Goal of the exercise: Every record that follows should be printed verbatim.

Material provided:

────────────────

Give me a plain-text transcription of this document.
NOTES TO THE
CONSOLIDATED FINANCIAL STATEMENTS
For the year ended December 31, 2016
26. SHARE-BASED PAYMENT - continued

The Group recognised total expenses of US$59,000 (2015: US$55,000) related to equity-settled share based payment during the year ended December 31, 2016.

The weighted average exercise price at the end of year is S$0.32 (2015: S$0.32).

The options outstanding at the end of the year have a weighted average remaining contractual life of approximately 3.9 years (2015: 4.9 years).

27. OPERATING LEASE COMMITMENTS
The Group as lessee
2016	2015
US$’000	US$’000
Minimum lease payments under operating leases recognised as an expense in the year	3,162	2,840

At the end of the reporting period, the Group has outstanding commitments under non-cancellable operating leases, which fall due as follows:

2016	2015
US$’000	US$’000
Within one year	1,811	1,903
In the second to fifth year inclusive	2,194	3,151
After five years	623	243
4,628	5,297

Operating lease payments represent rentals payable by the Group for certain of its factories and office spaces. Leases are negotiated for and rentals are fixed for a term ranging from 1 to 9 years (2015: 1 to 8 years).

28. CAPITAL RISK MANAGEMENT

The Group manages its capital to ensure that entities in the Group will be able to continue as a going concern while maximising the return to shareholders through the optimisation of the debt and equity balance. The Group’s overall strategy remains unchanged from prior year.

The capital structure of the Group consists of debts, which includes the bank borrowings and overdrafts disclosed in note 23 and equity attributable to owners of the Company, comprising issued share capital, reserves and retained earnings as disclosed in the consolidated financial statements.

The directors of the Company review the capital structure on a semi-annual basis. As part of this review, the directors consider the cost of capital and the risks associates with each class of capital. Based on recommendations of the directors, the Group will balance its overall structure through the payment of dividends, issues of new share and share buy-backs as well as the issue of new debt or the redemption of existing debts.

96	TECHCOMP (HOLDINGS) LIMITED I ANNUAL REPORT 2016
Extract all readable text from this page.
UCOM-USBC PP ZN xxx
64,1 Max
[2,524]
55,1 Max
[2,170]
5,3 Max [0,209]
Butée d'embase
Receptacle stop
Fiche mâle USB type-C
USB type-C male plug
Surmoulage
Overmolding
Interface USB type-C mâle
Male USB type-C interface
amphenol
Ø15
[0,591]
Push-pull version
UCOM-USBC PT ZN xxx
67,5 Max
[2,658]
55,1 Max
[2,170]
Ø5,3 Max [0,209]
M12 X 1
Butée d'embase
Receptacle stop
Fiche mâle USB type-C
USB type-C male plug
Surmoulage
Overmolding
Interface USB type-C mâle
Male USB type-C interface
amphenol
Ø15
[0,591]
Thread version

────────────────

Exercise solution:
Give me a plain-text transcription of this document.
NOTES TO THE
CONSOLIDATED FINANCIAL STATEMENTS
For the year ended December 31, 2016
26. SHARE-BASED PAYMENT - continued

The Group recognised total expenses of US$59,000 (2015: US$55,000) related to equity-settled share based payment during the year ended December 31, 2016.

The weighted average exercise price at the end of year is S$0.32 (2015: S$0.32).

The options outstanding at the end of the year have a weighted average remaining contractual life of approximately 3.9 years (2015: 4.9 years).

27. OPERATING LEASE COMMITMENTS
The Group as lessee
2016	2015
US$’000	US$’000
Minimum lease payments under operating leases recognised as an expense in the year	3,162	2,840

At the end of the reporting period, the Group has outstanding commitments under non-cancellable operating leases, which fall due as follows:

2016	2015
US$’000	US$’000
Within one year	1,811	1,903
In the second to fifth year inclusive	2,194	3,151
After five years	623	243
4,628	5,297

Operating lease payments represent rentals payable by the Group for certain of its factories and office spaces. Leases are negotiated for and rentals are fixed for a term ranging from 1 to 9 years (2015: 1 to 8 years).

28. CAPITAL RISK MANAGEMENT

The Group manages its capital to ensure that entities in the Group will be able to continue as a going concern while maximising the return to shareholders through the optimisation of the debt and equity balance. The Group’s overall strategy remains unchanged from prior year.

The capital structure of the Group consists of debts, which includes the bank borrowings and overdrafts disclosed in note 23 and equity attributable to owners of the Company, comprising issued share capital, reserves and retained earnings as disclosed in the consolidated financial statements.

The directors of the Company review the capital structure on a semi-annual basis. As part of this review, the directors consider the cost of capital and the risks associates with each class of capital. Based on recommendations of the directors, the Group will balance its overall structure through the payment of dividends, issues of new share and share buy-backs as well as the issue of new debt or the redemption of existing debts.

96	TECHCOMP (HOLDINGS) LIMITED I ANNUAL REPORT 2016
Extract all readable text from this page.
UCOM-USBC PP ZN xxx
64,1 Max
[2,524]
55,1 Max
[2,170]
5,3 Max [0,209]
Butée d'embase
Receptacle stop
Fiche mâle USB type-C
USB type-C male plug
Surmoulage
Overmolding
Interface USB type-C mâle
Male USB type-C interface
amphenol
Ø15
[0,591]
Push-pull version
UCOM-USBC PT ZN xxx
67,5 Max
[2,658]
55,1 Max
[2,170]
Ø5,3 Max [0,209]
M12 X 1
Butée d'embase
Receptacle stop
Fiche mâle USB type-C
USB type-C male plug
Surmoulage
Overmolding
Interface USB type-C mâle
Male USB type-C interface
amphenol
Ø15
[0,591]
Thread version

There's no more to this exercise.